Supplied information.
########

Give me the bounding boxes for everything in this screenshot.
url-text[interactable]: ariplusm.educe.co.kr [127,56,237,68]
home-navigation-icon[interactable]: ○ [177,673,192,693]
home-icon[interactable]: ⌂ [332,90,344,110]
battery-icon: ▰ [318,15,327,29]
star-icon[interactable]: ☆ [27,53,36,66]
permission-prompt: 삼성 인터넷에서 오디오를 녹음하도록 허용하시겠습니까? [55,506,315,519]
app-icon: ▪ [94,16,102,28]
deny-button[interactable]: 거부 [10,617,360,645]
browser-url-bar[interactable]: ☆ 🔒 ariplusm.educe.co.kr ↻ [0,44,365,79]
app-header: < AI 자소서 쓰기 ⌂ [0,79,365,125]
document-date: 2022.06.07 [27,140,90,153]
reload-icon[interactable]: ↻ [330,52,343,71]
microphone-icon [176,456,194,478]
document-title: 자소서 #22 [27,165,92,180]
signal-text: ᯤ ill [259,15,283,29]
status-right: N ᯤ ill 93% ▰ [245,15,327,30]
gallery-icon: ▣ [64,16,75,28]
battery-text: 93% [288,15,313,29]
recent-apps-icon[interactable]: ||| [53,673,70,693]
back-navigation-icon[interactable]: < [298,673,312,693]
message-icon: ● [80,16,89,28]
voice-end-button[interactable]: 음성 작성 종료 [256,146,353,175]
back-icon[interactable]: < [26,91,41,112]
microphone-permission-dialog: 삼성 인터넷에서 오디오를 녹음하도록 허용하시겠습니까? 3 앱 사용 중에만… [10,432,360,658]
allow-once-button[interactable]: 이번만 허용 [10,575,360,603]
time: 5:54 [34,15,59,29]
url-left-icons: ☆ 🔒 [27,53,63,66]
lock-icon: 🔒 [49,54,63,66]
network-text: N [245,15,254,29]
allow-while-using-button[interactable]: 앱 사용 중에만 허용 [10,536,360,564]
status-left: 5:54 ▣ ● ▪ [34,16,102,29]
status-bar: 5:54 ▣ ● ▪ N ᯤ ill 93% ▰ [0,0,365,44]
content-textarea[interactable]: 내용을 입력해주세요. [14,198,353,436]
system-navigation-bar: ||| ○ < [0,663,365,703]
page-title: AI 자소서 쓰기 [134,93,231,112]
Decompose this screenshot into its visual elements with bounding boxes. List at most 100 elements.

########

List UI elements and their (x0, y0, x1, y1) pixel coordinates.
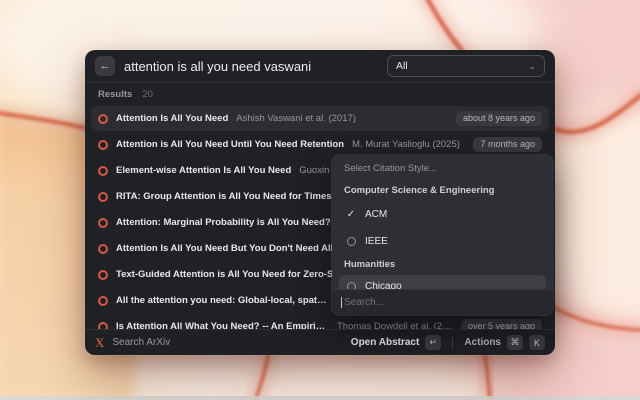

########

Exercise task. Reproduce the records starting at the line containing "Give me the" and ending with the line containing "document-title: 자소서 #22 [27,165,92,180]", substituting "reject-button" for "deny-button" and leaving all else unchanged.

Correct answer.
Give me the bounding boxes for everything in this screenshot.
url-text[interactable]: ariplusm.educe.co.kr [127,56,237,68]
home-navigation-icon[interactable]: ○ [177,673,192,693]
home-icon[interactable]: ⌂ [332,90,344,110]
battery-icon: ▰ [318,15,327,29]
star-icon[interactable]: ☆ [27,53,36,66]
permission-prompt: 삼성 인터넷에서 오디오를 녹음하도록 허용하시겠습니까? [55,506,315,519]
app-icon: ▪ [94,16,102,28]
reject-button[interactable]: 거부 [10,617,360,645]
browser-url-bar[interactable]: ☆ 🔒 ariplusm.educe.co.kr ↻ [0,44,365,79]
app-header: < AI 자소서 쓰기 ⌂ [0,79,365,125]
document-date: 2022.06.07 [27,140,90,153]
reload-icon[interactable]: ↻ [330,52,343,71]
microphone-icon [176,456,194,478]
document-title: 자소서 #22 [27,165,92,180]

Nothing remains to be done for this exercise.